What the task asks: Write out all entries word for word.

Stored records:

┄┄┄┄┄┄

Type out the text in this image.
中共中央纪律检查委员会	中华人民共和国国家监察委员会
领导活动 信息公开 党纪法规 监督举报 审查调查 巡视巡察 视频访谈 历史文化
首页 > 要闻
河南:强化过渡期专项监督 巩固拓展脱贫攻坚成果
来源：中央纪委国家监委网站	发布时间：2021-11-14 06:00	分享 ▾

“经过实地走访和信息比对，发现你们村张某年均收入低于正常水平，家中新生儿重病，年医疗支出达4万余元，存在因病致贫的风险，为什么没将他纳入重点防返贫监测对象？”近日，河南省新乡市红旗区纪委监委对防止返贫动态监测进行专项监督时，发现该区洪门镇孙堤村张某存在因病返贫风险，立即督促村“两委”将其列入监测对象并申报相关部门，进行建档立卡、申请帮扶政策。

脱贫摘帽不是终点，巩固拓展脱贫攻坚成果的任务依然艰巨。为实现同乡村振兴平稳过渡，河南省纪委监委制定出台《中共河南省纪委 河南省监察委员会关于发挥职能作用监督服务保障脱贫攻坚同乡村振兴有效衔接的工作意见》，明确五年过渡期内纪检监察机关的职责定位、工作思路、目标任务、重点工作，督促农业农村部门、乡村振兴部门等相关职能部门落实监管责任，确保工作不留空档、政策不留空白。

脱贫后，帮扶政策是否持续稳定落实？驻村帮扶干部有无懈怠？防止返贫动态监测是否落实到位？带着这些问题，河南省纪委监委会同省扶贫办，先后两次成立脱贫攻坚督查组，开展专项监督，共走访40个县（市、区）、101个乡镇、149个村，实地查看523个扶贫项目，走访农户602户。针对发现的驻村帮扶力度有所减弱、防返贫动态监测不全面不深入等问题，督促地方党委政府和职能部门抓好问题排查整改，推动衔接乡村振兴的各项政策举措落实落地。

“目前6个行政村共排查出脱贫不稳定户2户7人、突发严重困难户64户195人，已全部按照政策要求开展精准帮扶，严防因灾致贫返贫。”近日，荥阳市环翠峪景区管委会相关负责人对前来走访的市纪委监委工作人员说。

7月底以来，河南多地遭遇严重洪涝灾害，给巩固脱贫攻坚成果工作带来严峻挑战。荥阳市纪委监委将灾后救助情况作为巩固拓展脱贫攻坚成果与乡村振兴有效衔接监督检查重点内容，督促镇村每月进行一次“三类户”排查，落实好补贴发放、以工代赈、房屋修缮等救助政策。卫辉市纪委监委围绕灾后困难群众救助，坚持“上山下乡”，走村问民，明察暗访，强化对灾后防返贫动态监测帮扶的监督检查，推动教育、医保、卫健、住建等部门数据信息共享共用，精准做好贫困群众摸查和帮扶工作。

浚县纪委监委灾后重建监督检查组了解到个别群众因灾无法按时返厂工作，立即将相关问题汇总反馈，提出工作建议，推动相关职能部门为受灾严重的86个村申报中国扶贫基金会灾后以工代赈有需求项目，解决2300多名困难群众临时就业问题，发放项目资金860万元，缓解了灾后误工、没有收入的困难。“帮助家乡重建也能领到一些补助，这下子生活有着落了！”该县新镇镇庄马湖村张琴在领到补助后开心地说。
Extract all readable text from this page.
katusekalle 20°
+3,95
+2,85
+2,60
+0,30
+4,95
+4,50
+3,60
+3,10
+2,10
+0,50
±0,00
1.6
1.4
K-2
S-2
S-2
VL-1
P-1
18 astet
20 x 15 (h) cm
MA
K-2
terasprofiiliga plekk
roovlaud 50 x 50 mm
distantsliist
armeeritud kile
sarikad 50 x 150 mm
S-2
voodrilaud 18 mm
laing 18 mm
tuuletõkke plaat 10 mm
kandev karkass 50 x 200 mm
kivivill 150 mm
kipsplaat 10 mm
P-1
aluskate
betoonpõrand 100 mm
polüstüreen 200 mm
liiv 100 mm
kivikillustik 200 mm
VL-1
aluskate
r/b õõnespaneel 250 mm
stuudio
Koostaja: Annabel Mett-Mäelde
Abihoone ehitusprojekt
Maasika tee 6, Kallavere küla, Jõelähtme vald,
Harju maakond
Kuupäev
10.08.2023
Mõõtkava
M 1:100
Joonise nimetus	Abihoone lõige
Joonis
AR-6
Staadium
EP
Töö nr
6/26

┄┄┄┄┄┄

The reply:
Type out the text in this image.
中共中央纪律检查委员会	中华人民共和国国家监察委员会
领导活动 信息公开 党纪法规 监督举报 审查调查 巡视巡察 视频访谈 历史文化
首页 > 要闻
河南:强化过渡期专项监督 巩固拓展脱贫攻坚成果
来源：中央纪委国家监委网站	发布时间：2021-11-14 06:00	分享 ▾

“经过实地走访和信息比对，发现你们村张某年均收入低于正常水平，家中新生儿重病，年医疗支出达4万余元，存在因病致贫的风险，为什么没将他纳入重点防返贫监测对象？”近日，河南省新乡市红旗区纪委监委对防止返贫动态监测进行专项监督时，发现该区洪门镇孙堤村张某存在因病返贫风险，立即督促村“两委”将其列入监测对象并申报相关部门，进行建档立卡、申请帮扶政策。

脱贫摘帽不是终点，巩固拓展脱贫攻坚成果的任务依然艰巨。为实现同乡村振兴平稳过渡，河南省纪委监委制定出台《中共河南省纪委 河南省监察委员会关于发挥职能作用监督服务保障脱贫攻坚同乡村振兴有效衔接的工作意见》，明确五年过渡期内纪检监察机关的职责定位、工作思路、目标任务、重点工作，督促农业农村部门、乡村振兴部门等相关职能部门落实监管责任，确保工作不留空档、政策不留空白。

脱贫后，帮扶政策是否持续稳定落实？驻村帮扶干部有无懈怠？防止返贫动态监测是否落实到位？带着这些问题，河南省纪委监委会同省扶贫办，先后两次成立脱贫攻坚督查组，开展专项监督，共走访40个县（市、区）、101个乡镇、149个村，实地查看523个扶贫项目，走访农户602户。针对发现的驻村帮扶力度有所减弱、防返贫动态监测不全面不深入等问题，督促地方党委政府和职能部门抓好问题排查整改，推动衔接乡村振兴的各项政策举措落实落地。

“目前6个行政村共排查出脱贫不稳定户2户7人、突发严重困难户64户195人，已全部按照政策要求开展精准帮扶，严防因灾致贫返贫。”近日，荥阳市环翠峪景区管委会相关负责人对前来走访的市纪委监委工作人员说。

7月底以来，河南多地遭遇严重洪涝灾害，给巩固脱贫攻坚成果工作带来严峻挑战。荥阳市纪委监委将灾后救助情况作为巩固拓展脱贫攻坚成果与乡村振兴有效衔接监督检查重点内容，督促镇村每月进行一次“三类户”排查，落实好补贴发放、以工代赈、房屋修缮等救助政策。卫辉市纪委监委围绕灾后困难群众救助，坚持“上山下乡”，走村问民，明察暗访，强化对灾后防返贫动态监测帮扶的监督检查，推动教育、医保、卫健、住建等部门数据信息共享共用，精准做好贫困群众摸查和帮扶工作。

浚县纪委监委灾后重建监督检查组了解到个别群众因灾无法按时返厂工作，立即将相关问题汇总反馈，提出工作建议，推动相关职能部门为受灾严重的86个村申报中国扶贫基金会灾后以工代赈有需求项目，解决2300多名困难群众临时就业问题，发放项目资金860万元，缓解了灾后误工、没有收入的困难。“帮助家乡重建也能领到一些补助，这下子生活有着落了！”该县新镇镇庄马湖村张琴在领到补助后开心地说。
Extract all readable text from this page.
katusekalle 20°
+3,95
+2,85
+2,60
+0,30
+4,95
+4,50
+3,60
+3,10
+2,10
+0,50
±0,00
1.6
1.4
K-2
S-2
S-2
VL-1
P-1
18 astet
20 x 15 (h) cm
MA
K-2
terasprofiiliga plekk
roovlaud 50 x 50 mm
distantsliist
armeeritud kile
sarikad 50 x 150 mm
S-2
voodrilaud 18 mm
laing 18 mm
tuuletõkke plaat 10 mm
kandev karkass 50 x 200 mm
kivivill 150 mm
kipsplaat 10 mm
P-1
aluskate
betoonpõrand 100 mm
polüstüreen 200 mm
liiv 100 mm
kivikillustik 200 mm
VL-1
aluskate
r/b õõnespaneel 250 mm
stuudio
Koostaja: Annabel Mett-Mäelde
Abihoone ehitusprojekt
Maasika tee 6, Kallavere küla, Jõelähtme vald,
Harju maakond
Kuupäev
10.08.2023
Mõõtkava
M 1:100
Joonise nimetus	Abihoone lõige
Joonis
AR-6
Staadium
EP
Töö nr
6/26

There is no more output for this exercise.